WRITTEN TASK: Quote every line below exactly and skip any picture.

Stored data
--- START ---

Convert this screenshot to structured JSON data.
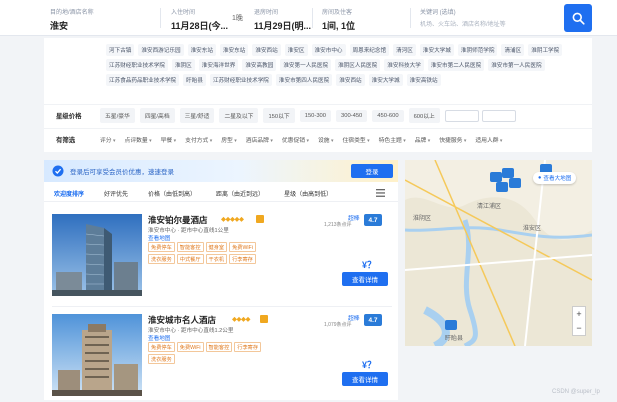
{
  "search": {
    "destination": {
      "label": "目的地/酒店名称",
      "value": "淮安"
    },
    "checkin": {
      "label": "入住时间",
      "value": "11月28日(今..."
    },
    "nights": "1晚",
    "checkout": {
      "label": "退房时间",
      "value": "11月29日(明..."
    },
    "rooms": {
      "label": "房间及住客",
      "value": "1间, 1位"
    },
    "keyword": {
      "label": "关键词 (选填)",
      "placeholder": "机场、火车站、酒店名称/地址等"
    }
  },
  "location_tags": [
    "河下古镇",
    "淮安西游记乐园",
    "淮安东站",
    "淮安东站",
    "淮安西站",
    "淮安区",
    "淮安市中心",
    "周恩来纪念馆",
    "清河区",
    "淮安大学城",
    "淮阴师范学院",
    "清浦区",
    "淮阴工学院",
    "江苏财经职业技术学院",
    "淮阴区",
    "淮安海洋世界",
    "淮安高教园",
    "淮安第一人民医院",
    "淮阴区人民医院",
    "淮安科技大学",
    "淮安市第二人民医院",
    "淮安市第一人民医院",
    "江苏食品药品职业技术学院",
    "盱眙县",
    "江苏财经职业技术学院",
    "淮安市第四人民医院",
    "淮安西站",
    "淮安大学城",
    "淮安高铁站"
  ],
  "price_filter": {
    "label": "星级价格",
    "options": [
      "五星/豪华",
      "四星/高档",
      "三星/舒适",
      "二星及以下",
      "150以下",
      "150-300",
      "300-450",
      "450-600",
      "600以上"
    ]
  },
  "more_filter": {
    "label": "有筛选",
    "options": [
      "评分",
      "点评数量",
      "早餐",
      "支付方式",
      "房型",
      "酒店品牌",
      "优惠促销",
      "设施",
      "住宿类型",
      "特色主题",
      "品牌",
      "快捷服务",
      "适用人群"
    ]
  },
  "banner": {
    "text": "登录后可享受会员价优惠，速速登录",
    "login": "登录"
  },
  "sort": [
    "欢迎度排序",
    "好评优先",
    "价格（由低到高）",
    "距离（由近到远）",
    "星级（由高到低）"
  ],
  "hotels": [
    {
      "name": "淮安铂尔曼酒店",
      "diamonds": "◆◆◆◆◆",
      "address": "淮安市中心 · 距市中心直线1公里",
      "map_link": "查看地图",
      "features": [
        "免费停车",
        "智能客控",
        "健身室",
        "免费WiFi",
        "洗衣服务",
        "中式餐厅",
        "干衣机",
        "行李寄存"
      ],
      "rating_label": "超棒",
      "reviews": "1,213条点评",
      "score": "4.7",
      "price": "¥？",
      "detail": "查看详情"
    },
    {
      "name": "淮安城市名人酒店",
      "diamonds": "◆◆◆◆",
      "address": "淮安市中心 · 距市中心直线1.2公里",
      "map_link": "查看地图",
      "features": [
        "免费停车",
        "免费WiFi",
        "智能客控",
        "行李寄存",
        "洗衣服务"
      ],
      "rating_label": "超棒",
      "reviews": "1,079条点评",
      "score": "4.7",
      "price": "¥？",
      "detail": "查看详情"
    }
  ],
  "map": {
    "big_map": "查看大地图",
    "labels": [
      "淮安区",
      "清江浦区",
      "淮阴区",
      "盱眙县"
    ],
    "zoom_in": "+",
    "zoom_out": "−"
  },
  "watermark": "CSDN @super_lp",
  "colors": {
    "accent": "#1f6ff0",
    "score_bg": "#2a7bd8",
    "feature": "#e07a1f"
  }
}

--- END ---

WRITTEN REPLY:
Convert this screenshot to structured JSON data.
{
  "search": {
    "destination": {
      "label": "目的地/酒店名称",
      "value": "淮安"
    },
    "checkin": {
      "label": "入住时间",
      "value": "11月28日(今..."
    },
    "nights": "1晚",
    "checkout": {
      "label": "退房时间",
      "value": "11月29日(明..."
    },
    "rooms": {
      "label": "房间及住客",
      "value": "1间, 1位"
    },
    "keyword": {
      "label": "关键词 (选填)",
      "placeholder": "机场、火车站、酒店名称/地址等"
    }
  },
  "location_tags": [
    "河下古镇",
    "淮安西游记乐园",
    "淮安东站",
    "淮安东站",
    "淮安西站",
    "淮安区",
    "淮安市中心",
    "周恩来纪念馆",
    "清河区",
    "淮安大学城",
    "淮阴师范学院",
    "清浦区",
    "淮阴工学院",
    "江苏财经职业技术学院",
    "淮阴区",
    "淮安海洋世界",
    "淮安高教园",
    "淮安第一人民医院",
    "淮阴区人民医院",
    "淮安科技大学",
    "淮安市第二人民医院",
    "淮安市第一人民医院",
    "江苏食品药品职业技术学院",
    "盱眙县",
    "江苏财经职业技术学院",
    "淮安市第四人民医院",
    "淮安西站",
    "淮安大学城",
    "淮安高铁站"
  ],
  "price_filter": {
    "label": "星级价格",
    "options": [
      "五星/豪华",
      "四星/高档",
      "三星/舒适",
      "二星及以下",
      "150以下",
      "150-300",
      "300-450",
      "450-600",
      "600以上"
    ]
  },
  "more_filter": {
    "label": "有筛选",
    "options": [
      "评分",
      "点评数量",
      "早餐",
      "支付方式",
      "房型",
      "酒店品牌",
      "优惠促销",
      "设施",
      "住宿类型",
      "特色主题",
      "品牌",
      "快捷服务",
      "适用人群"
    ]
  },
  "banner": {
    "text": "登录后可享受会员价优惠，速速登录",
    "login": "登录"
  },
  "sort": [
    "欢迎度排序",
    "好评优先",
    "价格（由低到高）",
    "距离（由近到远）",
    "星级（由高到低）"
  ],
  "hotels": [
    {
      "name": "淮安铂尔曼酒店",
      "diamonds": "◆◆◆◆◆",
      "address": "淮安市中心 · 距市中心直线1公里",
      "map_link": "查看地图",
      "features": [
        "免费停车",
        "智能客控",
        "健身室",
        "免费WiFi",
        "洗衣服务",
        "中式餐厅",
        "干衣机",
        "行李寄存"
      ],
      "rating_label": "超棒",
      "reviews": "1,213条点评",
      "score": "4.7",
      "price": "¥？",
      "detail": "查看详情"
    },
    {
      "name": "淮安城市名人酒店",
      "diamonds": "◆◆◆◆",
      "address": "淮安市中心 · 距市中心直线1.2公里",
      "map_link": "查看地图",
      "features": [
        "免费停车",
        "免费WiFi",
        "智能客控",
        "行李寄存",
        "洗衣服务"
      ],
      "rating_label": "超棒",
      "reviews": "1,079条点评",
      "score": "4.7",
      "price": "¥？",
      "detail": "查看详情"
    }
  ],
  "map": {
    "big_map": "查看大地图",
    "labels": [
      "淮安区",
      "清江浦区",
      "淮阴区",
      "盱眙县"
    ],
    "zoom_in": "+",
    "zoom_out": "−"
  },
  "watermark": "CSDN @super_lp",
  "colors": {
    "accent": "#1f6ff0",
    "score_bg": "#2a7bd8",
    "feature": "#e07a1f"
  }
}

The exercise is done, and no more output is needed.